• _What is asked_
Sift the material for lines containing "Press", and return them.

• _Data extract_
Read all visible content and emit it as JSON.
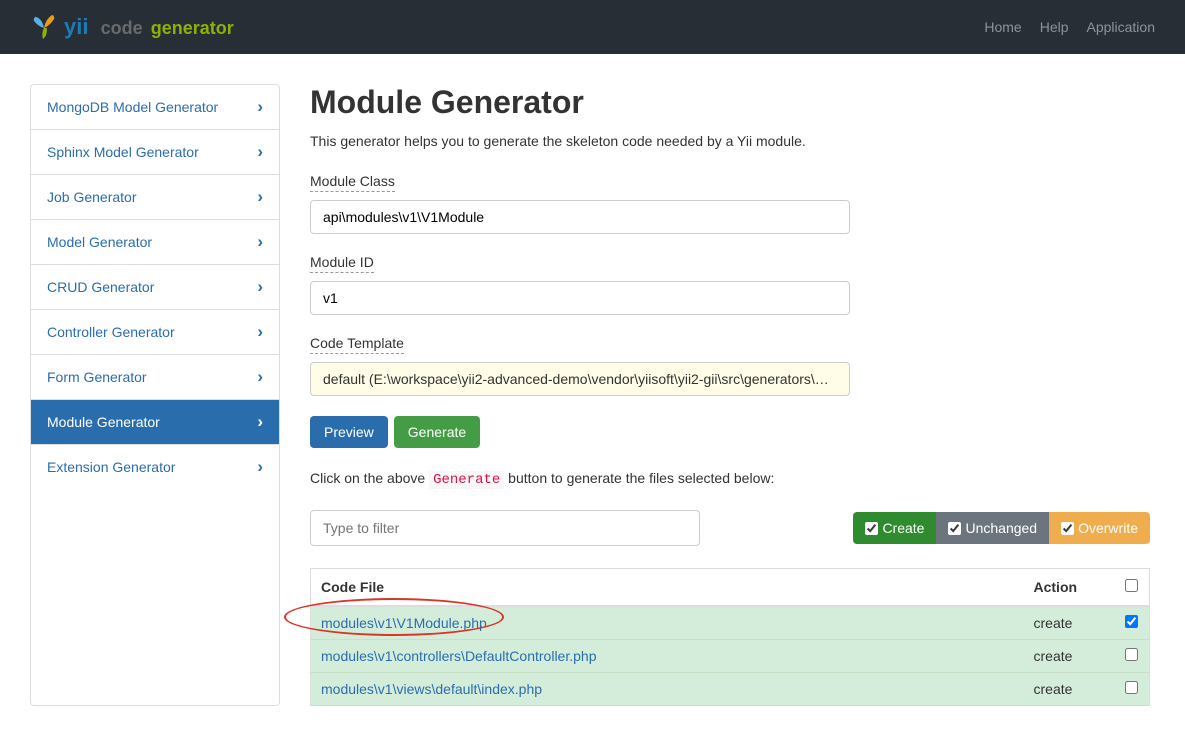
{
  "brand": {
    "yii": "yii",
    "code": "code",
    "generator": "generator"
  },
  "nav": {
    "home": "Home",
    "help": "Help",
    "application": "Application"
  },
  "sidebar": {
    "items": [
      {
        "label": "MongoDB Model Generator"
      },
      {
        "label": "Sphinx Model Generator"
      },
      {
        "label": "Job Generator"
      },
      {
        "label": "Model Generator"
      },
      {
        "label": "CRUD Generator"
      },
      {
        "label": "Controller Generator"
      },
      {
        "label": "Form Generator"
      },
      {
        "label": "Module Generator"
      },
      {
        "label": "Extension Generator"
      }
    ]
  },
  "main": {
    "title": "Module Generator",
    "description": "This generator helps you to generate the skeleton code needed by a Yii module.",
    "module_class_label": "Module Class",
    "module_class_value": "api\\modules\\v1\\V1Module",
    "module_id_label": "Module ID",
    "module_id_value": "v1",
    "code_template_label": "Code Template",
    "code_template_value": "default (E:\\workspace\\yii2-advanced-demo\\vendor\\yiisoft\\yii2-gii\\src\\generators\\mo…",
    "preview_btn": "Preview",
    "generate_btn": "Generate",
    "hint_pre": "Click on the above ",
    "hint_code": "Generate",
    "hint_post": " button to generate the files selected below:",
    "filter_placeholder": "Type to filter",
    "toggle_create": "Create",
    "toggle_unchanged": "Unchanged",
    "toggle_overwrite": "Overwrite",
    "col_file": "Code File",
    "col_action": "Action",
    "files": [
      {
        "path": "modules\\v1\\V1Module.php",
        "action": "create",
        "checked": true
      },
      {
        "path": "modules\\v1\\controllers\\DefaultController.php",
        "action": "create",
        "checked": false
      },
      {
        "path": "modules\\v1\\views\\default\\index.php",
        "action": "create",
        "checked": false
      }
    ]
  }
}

* * *

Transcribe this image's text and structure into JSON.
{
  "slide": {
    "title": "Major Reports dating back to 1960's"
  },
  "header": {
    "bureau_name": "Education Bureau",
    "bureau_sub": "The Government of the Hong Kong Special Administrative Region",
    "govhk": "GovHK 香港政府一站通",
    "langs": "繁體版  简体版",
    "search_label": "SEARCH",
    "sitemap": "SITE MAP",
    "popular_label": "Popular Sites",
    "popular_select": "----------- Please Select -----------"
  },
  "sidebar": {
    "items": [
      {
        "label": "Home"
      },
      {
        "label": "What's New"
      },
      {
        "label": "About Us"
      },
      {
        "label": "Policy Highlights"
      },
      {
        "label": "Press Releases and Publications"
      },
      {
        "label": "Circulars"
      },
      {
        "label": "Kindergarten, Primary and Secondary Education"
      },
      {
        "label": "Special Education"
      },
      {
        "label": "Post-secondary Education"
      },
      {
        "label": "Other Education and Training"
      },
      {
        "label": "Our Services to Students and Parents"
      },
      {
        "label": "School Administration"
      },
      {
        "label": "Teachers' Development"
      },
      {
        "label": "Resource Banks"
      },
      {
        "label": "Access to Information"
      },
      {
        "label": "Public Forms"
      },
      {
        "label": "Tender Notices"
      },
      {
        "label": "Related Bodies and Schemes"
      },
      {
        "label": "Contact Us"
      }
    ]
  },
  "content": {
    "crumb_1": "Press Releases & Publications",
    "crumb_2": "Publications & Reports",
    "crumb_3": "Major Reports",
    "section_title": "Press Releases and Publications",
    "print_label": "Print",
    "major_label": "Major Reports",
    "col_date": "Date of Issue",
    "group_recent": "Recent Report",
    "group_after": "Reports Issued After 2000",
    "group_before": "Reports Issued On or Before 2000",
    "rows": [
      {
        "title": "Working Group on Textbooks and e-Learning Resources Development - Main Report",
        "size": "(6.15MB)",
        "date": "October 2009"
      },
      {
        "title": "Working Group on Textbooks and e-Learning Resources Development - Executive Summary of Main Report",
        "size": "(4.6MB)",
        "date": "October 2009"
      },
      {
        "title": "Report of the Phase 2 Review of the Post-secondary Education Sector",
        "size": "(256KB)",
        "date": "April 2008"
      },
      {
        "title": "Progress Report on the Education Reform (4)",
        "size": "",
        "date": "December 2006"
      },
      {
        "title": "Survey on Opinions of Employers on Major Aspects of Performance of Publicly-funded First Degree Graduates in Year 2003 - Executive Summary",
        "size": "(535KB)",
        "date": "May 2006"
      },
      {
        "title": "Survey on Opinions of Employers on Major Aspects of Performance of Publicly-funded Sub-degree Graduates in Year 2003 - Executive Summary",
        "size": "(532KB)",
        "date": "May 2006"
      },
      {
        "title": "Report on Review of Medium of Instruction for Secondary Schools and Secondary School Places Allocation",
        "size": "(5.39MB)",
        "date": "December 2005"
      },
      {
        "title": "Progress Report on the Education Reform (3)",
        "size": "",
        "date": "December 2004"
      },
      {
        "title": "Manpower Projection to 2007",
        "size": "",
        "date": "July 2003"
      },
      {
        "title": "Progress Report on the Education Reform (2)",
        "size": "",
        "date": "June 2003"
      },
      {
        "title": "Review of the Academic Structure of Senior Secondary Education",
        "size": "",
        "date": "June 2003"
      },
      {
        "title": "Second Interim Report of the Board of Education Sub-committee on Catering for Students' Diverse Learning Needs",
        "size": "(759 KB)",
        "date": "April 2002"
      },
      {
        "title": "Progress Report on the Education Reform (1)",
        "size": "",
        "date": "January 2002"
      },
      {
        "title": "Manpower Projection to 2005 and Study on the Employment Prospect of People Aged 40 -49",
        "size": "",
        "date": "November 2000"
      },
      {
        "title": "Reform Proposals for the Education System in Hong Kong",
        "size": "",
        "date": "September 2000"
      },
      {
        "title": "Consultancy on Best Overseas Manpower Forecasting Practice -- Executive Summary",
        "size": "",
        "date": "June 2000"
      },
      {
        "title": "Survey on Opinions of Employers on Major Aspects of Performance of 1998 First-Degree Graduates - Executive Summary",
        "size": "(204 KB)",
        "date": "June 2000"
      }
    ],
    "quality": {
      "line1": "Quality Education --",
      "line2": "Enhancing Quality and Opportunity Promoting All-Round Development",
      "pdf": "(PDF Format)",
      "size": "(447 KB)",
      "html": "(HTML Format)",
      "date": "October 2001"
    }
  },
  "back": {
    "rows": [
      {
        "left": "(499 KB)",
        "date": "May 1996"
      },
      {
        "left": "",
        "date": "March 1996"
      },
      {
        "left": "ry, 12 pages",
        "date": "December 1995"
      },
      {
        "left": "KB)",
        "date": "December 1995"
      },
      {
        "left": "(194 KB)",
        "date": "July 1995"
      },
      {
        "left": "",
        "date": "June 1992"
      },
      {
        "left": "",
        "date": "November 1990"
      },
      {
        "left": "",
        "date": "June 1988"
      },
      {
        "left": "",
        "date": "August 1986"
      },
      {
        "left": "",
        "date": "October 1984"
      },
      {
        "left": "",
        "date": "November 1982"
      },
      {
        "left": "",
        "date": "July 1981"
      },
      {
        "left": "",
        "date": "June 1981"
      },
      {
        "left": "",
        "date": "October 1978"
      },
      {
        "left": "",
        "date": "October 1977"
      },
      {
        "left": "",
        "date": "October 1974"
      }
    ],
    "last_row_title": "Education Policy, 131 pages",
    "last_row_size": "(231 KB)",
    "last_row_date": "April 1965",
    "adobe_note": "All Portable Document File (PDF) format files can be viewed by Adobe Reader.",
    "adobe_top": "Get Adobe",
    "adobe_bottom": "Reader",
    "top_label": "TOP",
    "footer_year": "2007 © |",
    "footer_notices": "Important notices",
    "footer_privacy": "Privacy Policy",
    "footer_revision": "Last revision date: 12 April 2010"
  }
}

---

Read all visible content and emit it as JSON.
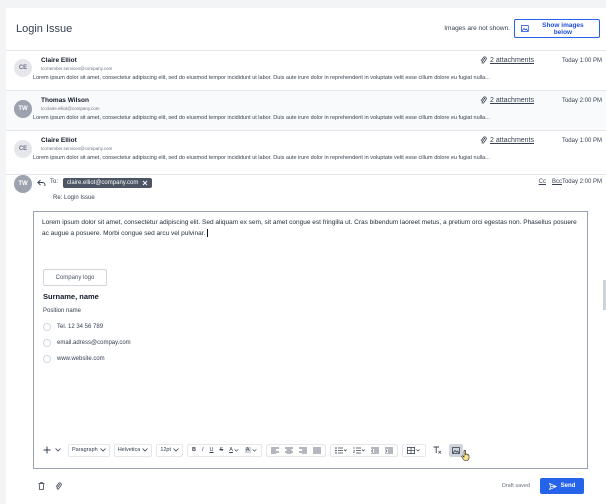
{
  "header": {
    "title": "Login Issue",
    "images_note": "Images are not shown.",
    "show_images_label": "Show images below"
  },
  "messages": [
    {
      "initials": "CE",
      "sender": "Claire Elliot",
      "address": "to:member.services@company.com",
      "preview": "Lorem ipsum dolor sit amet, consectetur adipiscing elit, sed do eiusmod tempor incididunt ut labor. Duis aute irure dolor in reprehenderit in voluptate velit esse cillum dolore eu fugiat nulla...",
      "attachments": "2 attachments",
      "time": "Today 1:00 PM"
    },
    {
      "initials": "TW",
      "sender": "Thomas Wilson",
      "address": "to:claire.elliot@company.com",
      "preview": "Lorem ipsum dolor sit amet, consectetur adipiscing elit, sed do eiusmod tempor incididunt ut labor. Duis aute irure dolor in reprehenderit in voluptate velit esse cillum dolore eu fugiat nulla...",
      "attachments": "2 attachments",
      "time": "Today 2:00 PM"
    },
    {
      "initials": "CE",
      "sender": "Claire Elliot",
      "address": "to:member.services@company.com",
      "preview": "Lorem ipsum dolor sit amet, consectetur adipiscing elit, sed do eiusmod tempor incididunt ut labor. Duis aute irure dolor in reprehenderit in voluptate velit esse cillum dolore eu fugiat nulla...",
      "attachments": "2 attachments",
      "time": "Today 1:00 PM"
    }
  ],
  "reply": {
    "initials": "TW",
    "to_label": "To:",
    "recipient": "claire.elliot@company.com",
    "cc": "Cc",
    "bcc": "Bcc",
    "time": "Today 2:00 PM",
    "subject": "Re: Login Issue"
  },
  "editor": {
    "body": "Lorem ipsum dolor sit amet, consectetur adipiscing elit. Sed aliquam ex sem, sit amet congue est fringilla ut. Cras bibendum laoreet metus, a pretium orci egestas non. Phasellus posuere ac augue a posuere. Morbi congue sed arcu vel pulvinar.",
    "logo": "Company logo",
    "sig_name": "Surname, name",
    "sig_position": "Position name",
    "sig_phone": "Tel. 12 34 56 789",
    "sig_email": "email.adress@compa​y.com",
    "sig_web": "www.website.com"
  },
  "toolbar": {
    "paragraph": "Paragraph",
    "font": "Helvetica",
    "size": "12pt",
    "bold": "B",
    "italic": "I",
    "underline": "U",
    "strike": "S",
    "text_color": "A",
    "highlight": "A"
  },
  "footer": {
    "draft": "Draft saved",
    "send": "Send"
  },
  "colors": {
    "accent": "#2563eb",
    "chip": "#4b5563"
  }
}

• _Response for this exercise_
        "label": "Press Releases and Publications"
    "crumb_1": "Press Releases & Publications",
    "section_title": "Press Releases and Publications",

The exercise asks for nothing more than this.